Stored data entries:
════════════════
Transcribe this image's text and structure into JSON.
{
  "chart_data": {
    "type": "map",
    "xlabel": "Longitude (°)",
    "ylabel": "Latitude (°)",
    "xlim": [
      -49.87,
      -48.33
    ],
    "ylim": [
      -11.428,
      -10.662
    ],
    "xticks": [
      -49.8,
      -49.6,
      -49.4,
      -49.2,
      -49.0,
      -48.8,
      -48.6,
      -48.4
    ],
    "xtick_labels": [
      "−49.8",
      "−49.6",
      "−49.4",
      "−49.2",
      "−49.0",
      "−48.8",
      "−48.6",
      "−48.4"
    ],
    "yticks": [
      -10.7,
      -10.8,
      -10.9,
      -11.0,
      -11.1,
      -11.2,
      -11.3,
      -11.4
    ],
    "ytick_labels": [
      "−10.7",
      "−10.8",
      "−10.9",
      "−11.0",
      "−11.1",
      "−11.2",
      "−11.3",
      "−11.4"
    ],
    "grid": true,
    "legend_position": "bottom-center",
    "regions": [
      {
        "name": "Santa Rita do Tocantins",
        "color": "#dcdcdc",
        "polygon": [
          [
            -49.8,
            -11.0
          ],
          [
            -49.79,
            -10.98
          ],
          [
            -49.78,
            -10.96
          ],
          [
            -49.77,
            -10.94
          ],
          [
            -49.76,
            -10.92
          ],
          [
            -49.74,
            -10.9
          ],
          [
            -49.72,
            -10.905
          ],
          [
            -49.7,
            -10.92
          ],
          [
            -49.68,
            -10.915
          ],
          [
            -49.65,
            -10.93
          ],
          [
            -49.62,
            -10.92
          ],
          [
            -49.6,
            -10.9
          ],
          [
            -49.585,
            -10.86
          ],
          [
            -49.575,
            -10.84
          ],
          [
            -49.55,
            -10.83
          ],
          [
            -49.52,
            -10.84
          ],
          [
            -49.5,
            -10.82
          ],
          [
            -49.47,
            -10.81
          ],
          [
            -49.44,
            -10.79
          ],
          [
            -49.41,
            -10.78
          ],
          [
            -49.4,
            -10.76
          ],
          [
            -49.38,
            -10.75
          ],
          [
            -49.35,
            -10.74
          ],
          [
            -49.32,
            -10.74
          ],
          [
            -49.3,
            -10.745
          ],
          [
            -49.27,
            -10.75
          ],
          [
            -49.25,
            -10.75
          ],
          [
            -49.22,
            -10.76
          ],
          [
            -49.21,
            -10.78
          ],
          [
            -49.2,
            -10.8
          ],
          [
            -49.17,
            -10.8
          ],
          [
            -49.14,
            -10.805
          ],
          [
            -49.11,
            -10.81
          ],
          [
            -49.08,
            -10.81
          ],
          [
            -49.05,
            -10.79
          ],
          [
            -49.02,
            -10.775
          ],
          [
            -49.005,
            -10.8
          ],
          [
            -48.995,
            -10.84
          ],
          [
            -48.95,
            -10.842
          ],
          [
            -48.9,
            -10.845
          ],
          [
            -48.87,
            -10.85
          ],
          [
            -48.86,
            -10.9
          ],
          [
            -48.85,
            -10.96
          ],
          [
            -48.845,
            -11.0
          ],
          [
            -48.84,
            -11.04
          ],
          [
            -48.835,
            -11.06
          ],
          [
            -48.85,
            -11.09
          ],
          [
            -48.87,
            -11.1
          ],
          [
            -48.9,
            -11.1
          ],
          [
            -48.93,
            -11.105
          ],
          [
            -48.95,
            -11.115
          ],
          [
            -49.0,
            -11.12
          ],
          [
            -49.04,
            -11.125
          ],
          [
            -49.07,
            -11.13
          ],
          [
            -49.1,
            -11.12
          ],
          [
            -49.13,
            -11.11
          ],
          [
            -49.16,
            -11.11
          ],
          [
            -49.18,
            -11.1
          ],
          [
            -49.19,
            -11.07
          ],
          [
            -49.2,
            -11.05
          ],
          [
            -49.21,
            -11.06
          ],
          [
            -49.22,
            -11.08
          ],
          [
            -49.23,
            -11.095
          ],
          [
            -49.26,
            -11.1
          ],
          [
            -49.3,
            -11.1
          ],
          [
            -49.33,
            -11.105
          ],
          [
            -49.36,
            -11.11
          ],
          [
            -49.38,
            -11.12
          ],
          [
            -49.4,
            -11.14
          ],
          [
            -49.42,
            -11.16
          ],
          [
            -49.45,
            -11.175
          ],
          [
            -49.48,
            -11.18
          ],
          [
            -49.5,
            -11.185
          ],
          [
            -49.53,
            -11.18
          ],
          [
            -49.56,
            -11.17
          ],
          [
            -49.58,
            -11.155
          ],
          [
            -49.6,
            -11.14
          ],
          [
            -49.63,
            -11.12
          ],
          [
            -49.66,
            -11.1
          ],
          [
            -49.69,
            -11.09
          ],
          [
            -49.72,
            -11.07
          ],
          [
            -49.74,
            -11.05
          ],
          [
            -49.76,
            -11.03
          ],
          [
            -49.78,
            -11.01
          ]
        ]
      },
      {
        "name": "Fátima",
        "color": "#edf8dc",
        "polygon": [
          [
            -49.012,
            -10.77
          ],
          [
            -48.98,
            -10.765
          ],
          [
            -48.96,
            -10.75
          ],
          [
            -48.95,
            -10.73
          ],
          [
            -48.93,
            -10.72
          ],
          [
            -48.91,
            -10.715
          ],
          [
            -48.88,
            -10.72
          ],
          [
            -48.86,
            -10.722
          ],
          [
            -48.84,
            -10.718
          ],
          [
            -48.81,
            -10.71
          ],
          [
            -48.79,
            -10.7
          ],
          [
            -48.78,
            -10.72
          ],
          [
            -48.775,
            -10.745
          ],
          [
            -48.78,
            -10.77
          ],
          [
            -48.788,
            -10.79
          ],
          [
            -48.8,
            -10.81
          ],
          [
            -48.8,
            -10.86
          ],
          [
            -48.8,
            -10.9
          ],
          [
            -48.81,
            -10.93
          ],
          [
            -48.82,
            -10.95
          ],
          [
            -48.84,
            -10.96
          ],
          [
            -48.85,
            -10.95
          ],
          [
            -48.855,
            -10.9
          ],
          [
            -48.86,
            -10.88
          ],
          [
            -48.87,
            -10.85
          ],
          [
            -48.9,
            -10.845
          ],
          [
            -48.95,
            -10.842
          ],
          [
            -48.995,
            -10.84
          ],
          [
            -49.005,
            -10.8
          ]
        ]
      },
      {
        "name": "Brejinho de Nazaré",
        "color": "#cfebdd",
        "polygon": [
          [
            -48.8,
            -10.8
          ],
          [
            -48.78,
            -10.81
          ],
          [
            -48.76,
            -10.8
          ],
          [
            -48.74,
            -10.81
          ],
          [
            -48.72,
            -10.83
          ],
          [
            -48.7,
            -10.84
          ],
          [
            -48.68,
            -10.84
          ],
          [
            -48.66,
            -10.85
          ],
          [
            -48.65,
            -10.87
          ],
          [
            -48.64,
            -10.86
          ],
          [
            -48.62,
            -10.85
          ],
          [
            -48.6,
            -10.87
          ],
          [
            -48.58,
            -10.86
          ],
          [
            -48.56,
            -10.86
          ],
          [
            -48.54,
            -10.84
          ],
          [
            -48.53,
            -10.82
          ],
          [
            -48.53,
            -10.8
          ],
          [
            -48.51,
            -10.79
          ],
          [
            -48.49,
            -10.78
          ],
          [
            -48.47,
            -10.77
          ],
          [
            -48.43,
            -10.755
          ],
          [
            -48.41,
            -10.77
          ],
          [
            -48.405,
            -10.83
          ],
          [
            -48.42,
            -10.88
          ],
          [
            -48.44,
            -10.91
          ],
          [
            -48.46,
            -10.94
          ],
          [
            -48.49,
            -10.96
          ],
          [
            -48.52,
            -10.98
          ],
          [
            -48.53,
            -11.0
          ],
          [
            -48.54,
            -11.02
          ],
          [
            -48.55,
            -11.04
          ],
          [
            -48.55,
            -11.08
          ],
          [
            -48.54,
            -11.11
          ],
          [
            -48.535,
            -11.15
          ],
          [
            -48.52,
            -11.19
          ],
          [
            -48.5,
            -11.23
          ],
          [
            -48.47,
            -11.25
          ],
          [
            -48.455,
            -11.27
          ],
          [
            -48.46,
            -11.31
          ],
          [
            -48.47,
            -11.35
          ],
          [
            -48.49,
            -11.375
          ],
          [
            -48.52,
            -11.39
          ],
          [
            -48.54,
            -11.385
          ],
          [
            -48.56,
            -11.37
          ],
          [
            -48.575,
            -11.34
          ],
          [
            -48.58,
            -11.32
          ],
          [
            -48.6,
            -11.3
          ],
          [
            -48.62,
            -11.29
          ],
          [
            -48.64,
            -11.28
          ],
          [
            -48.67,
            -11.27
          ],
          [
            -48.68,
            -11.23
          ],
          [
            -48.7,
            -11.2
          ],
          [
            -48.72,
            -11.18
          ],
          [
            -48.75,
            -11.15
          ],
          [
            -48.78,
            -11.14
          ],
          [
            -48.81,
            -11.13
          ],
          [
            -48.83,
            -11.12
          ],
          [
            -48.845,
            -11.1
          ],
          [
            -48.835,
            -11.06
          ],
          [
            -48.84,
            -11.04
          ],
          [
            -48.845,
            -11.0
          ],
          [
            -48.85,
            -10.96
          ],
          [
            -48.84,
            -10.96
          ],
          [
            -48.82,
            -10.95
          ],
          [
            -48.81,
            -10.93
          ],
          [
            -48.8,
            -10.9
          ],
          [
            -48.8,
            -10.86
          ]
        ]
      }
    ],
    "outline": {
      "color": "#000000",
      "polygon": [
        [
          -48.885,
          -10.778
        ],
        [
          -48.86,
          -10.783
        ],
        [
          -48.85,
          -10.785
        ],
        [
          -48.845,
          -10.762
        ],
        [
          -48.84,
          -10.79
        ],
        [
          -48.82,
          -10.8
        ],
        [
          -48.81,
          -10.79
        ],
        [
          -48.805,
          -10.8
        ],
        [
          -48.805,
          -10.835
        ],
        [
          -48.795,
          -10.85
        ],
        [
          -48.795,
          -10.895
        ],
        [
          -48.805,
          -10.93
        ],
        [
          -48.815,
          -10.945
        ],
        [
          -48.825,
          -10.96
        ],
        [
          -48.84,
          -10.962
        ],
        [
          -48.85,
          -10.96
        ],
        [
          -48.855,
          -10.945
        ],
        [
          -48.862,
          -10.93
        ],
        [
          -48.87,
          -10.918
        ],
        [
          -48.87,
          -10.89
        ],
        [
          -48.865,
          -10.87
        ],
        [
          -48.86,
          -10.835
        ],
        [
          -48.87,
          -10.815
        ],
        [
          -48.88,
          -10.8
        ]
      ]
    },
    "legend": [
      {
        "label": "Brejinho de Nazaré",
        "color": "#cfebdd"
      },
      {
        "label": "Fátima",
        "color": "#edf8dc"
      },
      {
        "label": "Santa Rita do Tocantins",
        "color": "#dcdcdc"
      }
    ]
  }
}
════════════════
▶ **What the task requires**
Tell how many lines of the material above hold "name", answering with a bare number.

▶ **The result**
3